Exercise materials ▸
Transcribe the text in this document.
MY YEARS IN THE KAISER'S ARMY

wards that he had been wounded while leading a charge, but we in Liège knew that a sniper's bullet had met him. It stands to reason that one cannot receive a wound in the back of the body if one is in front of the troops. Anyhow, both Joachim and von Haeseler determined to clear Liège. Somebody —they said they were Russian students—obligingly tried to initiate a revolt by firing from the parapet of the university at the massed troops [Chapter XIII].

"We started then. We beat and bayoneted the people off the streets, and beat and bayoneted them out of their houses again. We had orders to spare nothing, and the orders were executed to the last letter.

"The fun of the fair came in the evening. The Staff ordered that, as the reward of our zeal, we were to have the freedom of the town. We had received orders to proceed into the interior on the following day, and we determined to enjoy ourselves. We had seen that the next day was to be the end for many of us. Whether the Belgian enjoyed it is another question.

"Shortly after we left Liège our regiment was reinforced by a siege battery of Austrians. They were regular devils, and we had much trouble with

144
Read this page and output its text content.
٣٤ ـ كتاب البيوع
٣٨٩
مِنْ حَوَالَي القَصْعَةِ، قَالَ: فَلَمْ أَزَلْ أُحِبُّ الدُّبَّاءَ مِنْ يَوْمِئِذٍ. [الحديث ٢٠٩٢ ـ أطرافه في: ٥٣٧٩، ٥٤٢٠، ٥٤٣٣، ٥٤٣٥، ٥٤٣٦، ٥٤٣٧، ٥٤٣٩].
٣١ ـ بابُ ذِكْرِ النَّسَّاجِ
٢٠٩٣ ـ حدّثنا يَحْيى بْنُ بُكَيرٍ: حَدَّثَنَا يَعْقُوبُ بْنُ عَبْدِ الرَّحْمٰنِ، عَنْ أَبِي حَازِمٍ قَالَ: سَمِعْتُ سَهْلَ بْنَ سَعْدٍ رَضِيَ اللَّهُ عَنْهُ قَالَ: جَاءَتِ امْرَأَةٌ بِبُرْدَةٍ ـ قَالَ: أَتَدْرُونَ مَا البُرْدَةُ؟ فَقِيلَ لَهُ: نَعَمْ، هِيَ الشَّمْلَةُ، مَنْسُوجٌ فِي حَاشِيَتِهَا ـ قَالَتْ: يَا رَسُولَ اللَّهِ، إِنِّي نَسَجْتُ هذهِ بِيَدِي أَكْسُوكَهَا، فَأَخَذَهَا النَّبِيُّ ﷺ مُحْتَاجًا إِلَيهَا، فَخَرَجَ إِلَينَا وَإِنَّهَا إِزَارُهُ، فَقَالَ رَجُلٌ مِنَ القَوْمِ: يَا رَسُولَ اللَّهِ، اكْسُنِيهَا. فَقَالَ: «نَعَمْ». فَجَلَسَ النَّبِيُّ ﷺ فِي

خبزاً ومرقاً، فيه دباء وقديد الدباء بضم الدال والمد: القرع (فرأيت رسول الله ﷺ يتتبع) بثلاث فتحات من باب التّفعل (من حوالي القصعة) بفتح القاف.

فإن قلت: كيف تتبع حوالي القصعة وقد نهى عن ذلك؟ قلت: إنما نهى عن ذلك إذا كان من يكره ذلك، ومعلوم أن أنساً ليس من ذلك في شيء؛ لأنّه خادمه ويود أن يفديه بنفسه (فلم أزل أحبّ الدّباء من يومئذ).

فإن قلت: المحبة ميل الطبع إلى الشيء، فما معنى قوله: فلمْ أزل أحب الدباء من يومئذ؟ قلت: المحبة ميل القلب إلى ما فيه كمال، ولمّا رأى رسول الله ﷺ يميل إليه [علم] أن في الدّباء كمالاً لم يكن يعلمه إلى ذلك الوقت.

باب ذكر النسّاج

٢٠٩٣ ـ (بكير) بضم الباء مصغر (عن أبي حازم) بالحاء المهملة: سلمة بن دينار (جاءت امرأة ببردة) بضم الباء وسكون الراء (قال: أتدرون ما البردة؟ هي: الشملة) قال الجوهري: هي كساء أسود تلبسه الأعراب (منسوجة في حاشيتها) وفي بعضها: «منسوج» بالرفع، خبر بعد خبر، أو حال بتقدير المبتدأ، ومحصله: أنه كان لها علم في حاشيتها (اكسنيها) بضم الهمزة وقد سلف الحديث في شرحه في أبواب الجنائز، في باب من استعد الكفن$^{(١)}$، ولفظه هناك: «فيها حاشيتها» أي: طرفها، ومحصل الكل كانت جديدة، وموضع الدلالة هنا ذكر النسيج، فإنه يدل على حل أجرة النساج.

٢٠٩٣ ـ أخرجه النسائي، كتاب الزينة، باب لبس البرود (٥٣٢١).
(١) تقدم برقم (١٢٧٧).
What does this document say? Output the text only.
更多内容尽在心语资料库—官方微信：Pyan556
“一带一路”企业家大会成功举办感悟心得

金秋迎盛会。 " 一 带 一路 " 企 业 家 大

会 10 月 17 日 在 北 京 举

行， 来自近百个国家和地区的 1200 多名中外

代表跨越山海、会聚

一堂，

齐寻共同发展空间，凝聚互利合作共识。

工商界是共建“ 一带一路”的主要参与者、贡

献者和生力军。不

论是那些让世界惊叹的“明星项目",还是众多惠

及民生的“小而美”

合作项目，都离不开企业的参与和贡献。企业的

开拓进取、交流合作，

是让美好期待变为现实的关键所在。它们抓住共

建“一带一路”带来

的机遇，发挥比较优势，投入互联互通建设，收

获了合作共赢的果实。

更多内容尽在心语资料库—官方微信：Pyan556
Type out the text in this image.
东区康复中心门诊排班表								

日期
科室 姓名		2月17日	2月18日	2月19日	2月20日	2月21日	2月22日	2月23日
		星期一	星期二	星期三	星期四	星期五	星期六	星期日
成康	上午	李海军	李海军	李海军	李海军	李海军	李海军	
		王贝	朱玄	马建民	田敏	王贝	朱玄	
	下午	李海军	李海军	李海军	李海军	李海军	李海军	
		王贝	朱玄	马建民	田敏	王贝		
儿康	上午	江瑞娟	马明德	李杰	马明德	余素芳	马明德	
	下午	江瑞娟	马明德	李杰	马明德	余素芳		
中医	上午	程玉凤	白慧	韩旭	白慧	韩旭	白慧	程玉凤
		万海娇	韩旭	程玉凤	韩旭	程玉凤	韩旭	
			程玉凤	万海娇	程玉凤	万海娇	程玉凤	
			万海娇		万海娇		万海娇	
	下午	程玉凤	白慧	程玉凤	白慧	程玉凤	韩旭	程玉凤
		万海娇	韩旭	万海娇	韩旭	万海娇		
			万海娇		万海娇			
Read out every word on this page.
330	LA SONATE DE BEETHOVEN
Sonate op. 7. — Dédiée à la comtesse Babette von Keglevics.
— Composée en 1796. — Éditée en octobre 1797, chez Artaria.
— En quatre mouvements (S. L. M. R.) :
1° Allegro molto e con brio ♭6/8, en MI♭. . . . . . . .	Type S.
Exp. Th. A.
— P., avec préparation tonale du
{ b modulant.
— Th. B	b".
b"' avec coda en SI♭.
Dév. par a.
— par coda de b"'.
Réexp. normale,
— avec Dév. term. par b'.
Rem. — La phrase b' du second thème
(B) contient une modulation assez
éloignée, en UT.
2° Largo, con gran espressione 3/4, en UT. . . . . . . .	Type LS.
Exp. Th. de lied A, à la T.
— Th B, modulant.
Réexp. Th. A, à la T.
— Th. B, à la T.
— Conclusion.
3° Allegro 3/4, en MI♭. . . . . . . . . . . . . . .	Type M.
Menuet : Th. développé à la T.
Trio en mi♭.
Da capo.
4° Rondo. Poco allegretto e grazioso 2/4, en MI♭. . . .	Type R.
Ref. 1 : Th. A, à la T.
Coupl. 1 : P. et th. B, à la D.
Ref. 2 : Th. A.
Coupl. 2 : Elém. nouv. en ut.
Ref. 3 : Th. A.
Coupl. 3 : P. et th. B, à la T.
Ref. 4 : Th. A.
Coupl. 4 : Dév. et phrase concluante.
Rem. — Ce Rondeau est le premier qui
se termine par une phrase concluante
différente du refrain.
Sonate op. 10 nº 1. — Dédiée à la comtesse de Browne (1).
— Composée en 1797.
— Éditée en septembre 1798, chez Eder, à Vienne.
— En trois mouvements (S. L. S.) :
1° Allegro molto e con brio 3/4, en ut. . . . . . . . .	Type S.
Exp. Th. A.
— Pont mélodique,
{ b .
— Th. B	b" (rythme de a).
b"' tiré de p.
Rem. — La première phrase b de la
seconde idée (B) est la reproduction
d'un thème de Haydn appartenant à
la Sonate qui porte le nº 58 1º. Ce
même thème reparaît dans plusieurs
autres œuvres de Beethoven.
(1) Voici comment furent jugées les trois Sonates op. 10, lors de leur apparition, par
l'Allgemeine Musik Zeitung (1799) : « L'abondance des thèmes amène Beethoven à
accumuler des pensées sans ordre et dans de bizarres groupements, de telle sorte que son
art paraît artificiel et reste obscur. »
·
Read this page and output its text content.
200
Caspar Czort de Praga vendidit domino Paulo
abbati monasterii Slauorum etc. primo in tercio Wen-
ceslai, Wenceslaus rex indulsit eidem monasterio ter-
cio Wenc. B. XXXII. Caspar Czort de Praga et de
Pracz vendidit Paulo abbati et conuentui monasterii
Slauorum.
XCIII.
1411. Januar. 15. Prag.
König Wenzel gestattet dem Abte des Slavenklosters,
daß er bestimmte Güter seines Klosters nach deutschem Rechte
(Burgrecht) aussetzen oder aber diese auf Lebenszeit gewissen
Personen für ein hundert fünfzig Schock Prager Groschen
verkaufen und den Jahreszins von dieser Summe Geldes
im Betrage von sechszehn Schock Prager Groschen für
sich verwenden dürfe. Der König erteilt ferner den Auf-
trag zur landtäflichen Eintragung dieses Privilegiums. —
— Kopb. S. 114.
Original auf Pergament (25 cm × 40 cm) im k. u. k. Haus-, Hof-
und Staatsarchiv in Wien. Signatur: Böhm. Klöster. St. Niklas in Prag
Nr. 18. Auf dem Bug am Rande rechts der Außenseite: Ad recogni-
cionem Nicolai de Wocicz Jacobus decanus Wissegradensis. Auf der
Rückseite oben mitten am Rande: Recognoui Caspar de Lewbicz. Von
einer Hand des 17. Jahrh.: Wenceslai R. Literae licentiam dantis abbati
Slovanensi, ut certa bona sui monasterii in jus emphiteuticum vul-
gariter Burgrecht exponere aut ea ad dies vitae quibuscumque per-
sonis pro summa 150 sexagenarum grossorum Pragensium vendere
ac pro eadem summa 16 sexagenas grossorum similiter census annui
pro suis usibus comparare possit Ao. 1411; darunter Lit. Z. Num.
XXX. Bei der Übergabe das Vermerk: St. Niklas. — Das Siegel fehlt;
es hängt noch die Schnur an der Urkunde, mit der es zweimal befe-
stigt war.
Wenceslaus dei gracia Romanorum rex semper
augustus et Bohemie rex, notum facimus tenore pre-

The request ▸ Read the entries and show each line that mentions "Czort".

Response to the task ▸
Caspar Czort de Praga vendidit domino Paulo
cio Wenc. B. XXXII. Caspar Czort de Praga et de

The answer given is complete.